ASSIGNED TASK ▸ Pick up the news article on New Mexico's child well-being ranking after its final sentence and carry it forward.

PAGE EXCERPT ▸
***

Jun. 21—New Mexico's ranking among U.S. states in child well-being is up by one spot.
But a key children's advocate acknowledged the modest move — from No. 50 to No. 49 — indicated that despite some improving numbers, the state has a long way to go when it comes to making things better for its youngest citizens.
"Forty-ninth is nothing to brag about — it still means that as compared with other states, with just these 16 metrics we're just not doing that well," said James Jimenez, executive director of New Mexico Voices for Children, one of the state's leading advocacy organizations. "But on the other hand ... we are finally beginning to see a trend of us moving in the right direction."
The 2021 rankings, titled Kids Count, were released Monday by the Annie E. Casey Foundation, a Maryland-based philanthropic organization focused on child welfare. The 2021 report primarily relied on data from 2019 and the rankings don't account for changes that may have occurred during the COVID-19 pandemic.
The count utilizes 16 indicators that touch on economy, education, health and family to calculate a composite score that determines each state's rank. The indicators include academic proficiency, poverty and child and teen death rates to evaluate the state of child well-being across the U.S.
New Mexico traditionally has not done well in the Kids Count rankings, usually swapping the 49th and 50th spots with Mississippi.
But Jimenez said there are some reasons for optimism as New Mexico looks to the future, including the expansion of Medicaid several years ago and a just-passed working families tax credit that could reduce child poverty.
"This year we've furthered our family and child well-being initiatives by implementing the most progressive tax credits for New Mexico families in state history, putting money back in the pockets of hundreds of thousands of hardworking New Mexicans," Gov. Michelle Lujan Grisham wrote on Twitter in response to the new data.

***

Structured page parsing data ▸
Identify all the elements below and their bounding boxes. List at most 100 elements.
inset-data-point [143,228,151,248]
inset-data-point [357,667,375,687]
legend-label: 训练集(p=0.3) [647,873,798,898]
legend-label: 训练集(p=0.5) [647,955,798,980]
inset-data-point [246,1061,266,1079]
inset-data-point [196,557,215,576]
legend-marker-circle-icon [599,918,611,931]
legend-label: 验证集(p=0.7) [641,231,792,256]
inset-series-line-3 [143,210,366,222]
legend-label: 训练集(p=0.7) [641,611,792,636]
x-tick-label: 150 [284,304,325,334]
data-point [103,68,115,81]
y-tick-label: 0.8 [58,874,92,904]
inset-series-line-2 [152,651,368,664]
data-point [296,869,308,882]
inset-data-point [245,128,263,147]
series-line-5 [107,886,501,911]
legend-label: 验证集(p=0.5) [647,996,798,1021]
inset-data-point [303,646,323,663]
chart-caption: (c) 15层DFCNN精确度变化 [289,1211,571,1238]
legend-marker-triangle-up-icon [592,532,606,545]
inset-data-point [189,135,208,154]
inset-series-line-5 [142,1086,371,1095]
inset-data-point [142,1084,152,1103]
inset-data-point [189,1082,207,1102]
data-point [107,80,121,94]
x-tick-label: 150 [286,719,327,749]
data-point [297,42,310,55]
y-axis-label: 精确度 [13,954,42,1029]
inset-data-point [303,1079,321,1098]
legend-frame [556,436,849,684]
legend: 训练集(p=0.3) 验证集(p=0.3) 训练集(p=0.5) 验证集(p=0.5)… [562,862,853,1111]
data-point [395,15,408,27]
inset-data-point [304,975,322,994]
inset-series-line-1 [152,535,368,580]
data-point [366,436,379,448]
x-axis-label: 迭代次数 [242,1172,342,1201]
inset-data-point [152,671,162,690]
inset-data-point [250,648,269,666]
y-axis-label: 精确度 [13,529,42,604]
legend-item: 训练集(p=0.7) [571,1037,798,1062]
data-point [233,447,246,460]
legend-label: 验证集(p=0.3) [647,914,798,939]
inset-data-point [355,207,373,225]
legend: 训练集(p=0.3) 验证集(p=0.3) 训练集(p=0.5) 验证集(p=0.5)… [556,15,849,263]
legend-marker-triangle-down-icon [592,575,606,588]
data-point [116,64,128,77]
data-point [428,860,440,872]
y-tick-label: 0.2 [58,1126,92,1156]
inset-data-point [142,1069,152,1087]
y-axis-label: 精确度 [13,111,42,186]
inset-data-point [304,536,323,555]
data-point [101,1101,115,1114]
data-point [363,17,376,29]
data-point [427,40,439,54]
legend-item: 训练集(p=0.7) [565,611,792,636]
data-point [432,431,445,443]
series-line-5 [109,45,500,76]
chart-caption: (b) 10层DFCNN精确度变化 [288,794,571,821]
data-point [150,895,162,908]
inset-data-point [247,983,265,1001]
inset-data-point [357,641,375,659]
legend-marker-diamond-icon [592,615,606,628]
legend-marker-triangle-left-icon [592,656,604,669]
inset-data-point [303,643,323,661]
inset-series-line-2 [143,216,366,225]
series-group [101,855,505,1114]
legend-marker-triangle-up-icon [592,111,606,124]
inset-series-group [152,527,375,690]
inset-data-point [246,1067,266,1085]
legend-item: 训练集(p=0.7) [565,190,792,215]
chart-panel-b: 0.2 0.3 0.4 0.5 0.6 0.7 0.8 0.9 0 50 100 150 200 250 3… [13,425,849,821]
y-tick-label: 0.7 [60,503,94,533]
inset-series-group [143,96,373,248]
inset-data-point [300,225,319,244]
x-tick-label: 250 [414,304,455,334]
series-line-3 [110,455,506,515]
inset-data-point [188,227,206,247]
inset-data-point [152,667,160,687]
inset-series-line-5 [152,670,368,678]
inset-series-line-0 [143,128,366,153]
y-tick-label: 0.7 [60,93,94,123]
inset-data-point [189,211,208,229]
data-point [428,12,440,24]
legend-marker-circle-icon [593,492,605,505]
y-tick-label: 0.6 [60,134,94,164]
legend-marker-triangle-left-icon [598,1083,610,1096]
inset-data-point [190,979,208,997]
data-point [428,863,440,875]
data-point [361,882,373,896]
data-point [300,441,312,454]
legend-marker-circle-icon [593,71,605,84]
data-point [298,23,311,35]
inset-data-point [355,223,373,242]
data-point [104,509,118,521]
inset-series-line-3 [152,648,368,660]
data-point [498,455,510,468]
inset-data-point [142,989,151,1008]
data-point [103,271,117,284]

***

EXERCISE OUTPUT ▸
But New Mexico also saw declines in some of its indicators and only marginal improvement in others.
The number of single-parent homes in the state, for instance, remains 10 percentage points higher than the U.S. average, at 44 percent, according to the data — an increase from 41 percent in the most recent report.
Education indicators also remain well below that of national averages. At 79 percent, lack of eighth-grade math proficiency remains more than 10 percentage points higher than the U.S. average, and hasn't moved since 2019.
"We're still not seeing the metrics around public education at the level that we'd like to see them," Jimenez said.
He added the outcome of the Yazzie/Martinez lawsuit, in which a state district judge in 2018 ruled the state was not doing enough to provide an adequate education to at-risk children, could be sparking conversations that will lead to improvements of the area over time.
Only one category improved by more than a single percentage point between the 2020 — which used 2018 data — and most recent report. While 35 percent of parents lacked secure employment in 2020, the number fell to 31 percent in this year's report.
The foundation also released U.S. Census Bureau Household Pulse survey data for each state from 2020 and 2021, which indicates 53 percent of New Mexico adults in post-secondary education took fewer classes or canceled their college plans during the pandemic, a full 10 percentage points more than the U.S. average.
Other indicators — including adult confidence in paying rent, food insecurity and health insurance rates — were about on par with U.S. averages.
"It's going to be interesting to see where we end up a year from now," Jimenez said.
The federal government launched an expanded child tax credit as part of President Biden's American Rescue Plan, which will provide $200 to $350 in monthly payments to parents making a certain amount of annual income.
Currently set to last through the year, the program could have more impact on child poverty rates if it is sustained, Jimenez said.